YOUR GOAL:
Look through the records below, count the lines with the word "time", and reply with only the number.

DATA SUPPLIED:

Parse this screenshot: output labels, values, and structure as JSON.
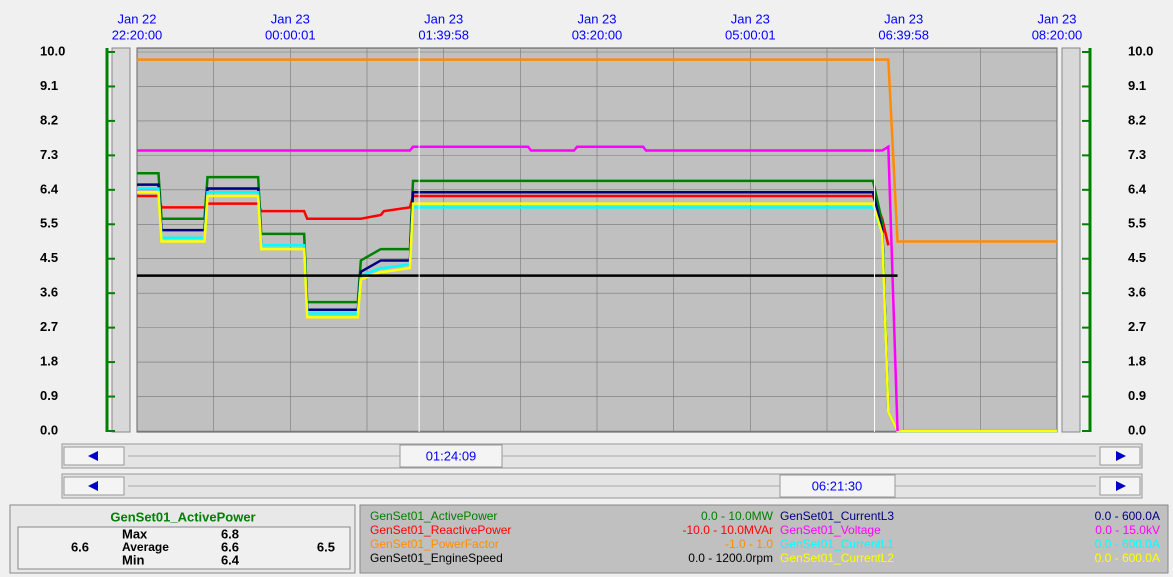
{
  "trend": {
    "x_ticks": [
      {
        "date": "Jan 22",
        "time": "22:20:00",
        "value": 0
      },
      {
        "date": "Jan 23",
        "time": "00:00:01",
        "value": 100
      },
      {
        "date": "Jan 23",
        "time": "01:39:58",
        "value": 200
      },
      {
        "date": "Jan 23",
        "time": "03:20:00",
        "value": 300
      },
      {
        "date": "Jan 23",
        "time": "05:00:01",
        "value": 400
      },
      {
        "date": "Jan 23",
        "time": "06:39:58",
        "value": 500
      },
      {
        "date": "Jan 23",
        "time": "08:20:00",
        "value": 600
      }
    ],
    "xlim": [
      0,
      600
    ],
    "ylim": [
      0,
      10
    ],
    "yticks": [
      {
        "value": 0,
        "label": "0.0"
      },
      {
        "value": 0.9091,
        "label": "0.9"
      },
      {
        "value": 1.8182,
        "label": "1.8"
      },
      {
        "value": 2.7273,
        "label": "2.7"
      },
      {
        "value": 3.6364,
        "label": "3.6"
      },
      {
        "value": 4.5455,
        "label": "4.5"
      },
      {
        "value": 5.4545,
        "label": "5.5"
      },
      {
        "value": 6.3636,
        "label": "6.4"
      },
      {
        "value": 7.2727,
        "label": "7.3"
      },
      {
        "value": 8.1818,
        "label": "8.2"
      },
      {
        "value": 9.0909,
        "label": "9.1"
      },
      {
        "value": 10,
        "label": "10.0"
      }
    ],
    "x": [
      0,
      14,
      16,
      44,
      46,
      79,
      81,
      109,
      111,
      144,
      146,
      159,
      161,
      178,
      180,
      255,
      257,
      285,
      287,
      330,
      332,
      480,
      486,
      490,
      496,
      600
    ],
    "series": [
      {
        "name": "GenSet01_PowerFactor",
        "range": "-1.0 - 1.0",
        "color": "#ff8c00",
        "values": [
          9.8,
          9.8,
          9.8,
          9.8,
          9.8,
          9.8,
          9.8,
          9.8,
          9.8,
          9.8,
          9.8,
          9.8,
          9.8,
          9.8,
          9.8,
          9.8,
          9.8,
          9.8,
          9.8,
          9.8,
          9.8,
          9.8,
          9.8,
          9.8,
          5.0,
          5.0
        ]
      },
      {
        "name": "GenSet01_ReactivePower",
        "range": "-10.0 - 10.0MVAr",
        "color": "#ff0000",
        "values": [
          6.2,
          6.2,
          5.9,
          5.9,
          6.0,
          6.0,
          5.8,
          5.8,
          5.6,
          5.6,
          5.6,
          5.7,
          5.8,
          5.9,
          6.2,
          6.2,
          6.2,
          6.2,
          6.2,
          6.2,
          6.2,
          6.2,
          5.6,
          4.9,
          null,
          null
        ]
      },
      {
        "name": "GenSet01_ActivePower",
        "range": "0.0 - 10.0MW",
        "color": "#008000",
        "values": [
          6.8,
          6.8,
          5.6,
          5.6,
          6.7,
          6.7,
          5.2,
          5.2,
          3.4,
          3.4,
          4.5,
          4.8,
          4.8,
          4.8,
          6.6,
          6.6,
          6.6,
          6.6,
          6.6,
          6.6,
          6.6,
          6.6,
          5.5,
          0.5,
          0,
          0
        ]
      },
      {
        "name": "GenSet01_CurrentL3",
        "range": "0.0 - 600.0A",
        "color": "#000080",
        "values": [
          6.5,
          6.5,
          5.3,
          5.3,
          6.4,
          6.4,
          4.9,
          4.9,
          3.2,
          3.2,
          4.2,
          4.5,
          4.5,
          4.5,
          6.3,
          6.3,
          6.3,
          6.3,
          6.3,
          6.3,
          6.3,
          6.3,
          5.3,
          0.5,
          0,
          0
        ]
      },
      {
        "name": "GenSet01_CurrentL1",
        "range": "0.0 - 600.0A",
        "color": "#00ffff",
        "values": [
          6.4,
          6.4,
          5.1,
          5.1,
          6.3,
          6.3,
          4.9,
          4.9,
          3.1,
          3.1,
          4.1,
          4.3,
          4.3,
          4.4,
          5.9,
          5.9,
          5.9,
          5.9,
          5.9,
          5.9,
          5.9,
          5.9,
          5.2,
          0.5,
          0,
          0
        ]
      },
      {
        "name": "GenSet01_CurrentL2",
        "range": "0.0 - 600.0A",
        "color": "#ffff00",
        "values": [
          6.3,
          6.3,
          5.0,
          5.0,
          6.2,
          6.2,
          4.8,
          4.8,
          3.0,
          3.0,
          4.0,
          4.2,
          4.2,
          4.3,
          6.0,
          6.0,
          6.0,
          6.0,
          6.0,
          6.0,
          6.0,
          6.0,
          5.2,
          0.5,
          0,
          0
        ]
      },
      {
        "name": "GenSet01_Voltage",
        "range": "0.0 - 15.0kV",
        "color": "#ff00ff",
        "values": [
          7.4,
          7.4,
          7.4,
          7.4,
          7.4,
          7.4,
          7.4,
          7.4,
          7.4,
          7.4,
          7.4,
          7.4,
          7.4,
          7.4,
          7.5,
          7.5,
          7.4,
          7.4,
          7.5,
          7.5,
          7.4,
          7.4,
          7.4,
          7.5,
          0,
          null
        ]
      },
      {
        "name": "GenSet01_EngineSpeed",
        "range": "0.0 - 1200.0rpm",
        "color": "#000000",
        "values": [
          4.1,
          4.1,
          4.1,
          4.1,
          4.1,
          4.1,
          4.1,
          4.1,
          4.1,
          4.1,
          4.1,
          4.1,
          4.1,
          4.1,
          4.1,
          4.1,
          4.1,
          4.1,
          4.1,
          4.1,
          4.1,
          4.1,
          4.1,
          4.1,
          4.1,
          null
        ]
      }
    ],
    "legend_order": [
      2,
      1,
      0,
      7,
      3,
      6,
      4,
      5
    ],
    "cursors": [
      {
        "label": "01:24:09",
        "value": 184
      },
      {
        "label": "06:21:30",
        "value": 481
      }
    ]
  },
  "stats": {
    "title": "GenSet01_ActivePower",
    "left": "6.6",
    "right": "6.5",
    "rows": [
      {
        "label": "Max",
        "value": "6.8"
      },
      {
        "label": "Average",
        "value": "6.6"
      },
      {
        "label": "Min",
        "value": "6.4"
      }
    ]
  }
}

FULL ANSWER:
7